§ EXCERPTED DATA

((

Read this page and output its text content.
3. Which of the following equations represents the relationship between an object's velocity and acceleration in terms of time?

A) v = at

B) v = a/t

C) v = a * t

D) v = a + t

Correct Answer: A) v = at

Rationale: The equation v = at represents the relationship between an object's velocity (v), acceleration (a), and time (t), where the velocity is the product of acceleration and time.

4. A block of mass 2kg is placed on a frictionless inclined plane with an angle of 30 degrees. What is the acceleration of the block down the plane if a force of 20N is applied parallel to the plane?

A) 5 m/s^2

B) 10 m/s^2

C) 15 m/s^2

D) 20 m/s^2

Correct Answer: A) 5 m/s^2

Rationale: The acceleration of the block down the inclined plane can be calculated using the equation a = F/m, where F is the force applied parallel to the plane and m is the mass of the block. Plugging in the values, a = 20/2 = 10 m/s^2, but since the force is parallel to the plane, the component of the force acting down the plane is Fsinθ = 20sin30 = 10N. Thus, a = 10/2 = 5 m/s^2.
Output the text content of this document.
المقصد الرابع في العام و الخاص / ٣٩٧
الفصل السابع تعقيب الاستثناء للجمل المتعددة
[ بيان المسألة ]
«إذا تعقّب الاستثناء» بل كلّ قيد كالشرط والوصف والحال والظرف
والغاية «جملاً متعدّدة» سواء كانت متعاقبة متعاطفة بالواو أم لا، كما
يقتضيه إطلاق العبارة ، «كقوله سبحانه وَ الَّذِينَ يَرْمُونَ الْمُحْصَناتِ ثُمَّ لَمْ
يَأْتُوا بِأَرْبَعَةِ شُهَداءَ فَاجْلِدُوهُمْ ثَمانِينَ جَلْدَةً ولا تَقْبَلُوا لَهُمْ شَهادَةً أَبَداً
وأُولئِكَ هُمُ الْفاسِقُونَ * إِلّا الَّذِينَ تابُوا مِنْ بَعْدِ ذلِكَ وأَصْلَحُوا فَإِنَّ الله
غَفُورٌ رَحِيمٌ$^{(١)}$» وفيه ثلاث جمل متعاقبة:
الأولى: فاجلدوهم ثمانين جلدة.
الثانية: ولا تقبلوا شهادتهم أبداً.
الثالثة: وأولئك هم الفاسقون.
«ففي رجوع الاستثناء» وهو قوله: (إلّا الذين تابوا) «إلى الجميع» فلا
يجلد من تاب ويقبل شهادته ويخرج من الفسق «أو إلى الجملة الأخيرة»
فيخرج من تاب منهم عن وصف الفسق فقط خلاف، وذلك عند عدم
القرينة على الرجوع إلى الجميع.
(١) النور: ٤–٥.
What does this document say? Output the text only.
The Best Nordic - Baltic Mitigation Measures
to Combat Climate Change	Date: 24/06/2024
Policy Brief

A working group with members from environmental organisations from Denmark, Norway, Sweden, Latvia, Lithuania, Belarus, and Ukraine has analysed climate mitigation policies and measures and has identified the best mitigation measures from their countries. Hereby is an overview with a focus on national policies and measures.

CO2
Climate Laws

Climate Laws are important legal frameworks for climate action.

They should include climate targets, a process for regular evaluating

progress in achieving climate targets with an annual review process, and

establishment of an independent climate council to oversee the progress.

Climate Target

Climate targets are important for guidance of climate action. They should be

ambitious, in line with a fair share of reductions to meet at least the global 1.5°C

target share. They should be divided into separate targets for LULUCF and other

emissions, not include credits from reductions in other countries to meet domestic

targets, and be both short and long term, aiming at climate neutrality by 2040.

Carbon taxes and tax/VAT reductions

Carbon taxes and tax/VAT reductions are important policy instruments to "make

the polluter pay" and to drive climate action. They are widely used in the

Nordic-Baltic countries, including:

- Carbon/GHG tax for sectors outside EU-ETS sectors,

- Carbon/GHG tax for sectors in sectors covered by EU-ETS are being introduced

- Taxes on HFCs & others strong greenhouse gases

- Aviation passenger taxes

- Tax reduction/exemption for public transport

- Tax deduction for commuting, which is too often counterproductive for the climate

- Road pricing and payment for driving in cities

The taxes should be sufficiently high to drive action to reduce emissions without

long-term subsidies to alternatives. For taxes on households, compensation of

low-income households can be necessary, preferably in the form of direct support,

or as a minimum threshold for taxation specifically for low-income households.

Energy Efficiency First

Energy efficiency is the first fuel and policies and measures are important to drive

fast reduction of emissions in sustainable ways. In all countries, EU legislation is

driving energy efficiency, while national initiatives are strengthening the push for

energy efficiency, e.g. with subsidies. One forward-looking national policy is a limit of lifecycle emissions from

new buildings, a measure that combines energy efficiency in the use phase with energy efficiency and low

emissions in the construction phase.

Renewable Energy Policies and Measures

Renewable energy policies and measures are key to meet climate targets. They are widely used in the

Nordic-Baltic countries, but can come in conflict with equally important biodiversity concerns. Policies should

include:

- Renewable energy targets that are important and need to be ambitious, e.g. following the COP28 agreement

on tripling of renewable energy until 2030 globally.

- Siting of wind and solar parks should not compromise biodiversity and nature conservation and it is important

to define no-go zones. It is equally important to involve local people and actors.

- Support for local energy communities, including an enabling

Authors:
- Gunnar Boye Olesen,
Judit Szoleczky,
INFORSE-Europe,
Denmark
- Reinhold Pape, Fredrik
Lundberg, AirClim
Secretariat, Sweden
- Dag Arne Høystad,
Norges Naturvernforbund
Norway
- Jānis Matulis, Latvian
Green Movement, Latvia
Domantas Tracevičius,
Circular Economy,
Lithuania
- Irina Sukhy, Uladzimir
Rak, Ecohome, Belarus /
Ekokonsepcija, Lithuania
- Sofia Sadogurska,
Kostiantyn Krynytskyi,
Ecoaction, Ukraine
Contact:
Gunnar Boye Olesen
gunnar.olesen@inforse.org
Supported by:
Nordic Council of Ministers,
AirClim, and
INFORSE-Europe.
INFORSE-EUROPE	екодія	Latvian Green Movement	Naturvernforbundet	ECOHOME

))

§ WHAT NEEDS TO BE DONE
Pick out every line with the string "used" and copy it.

§ EXERCISE RESULT
the polluter pay" and to drive climate action. They are widely used in the
Renewable energy policies and measures are key to meet climate targets. They are widely used in the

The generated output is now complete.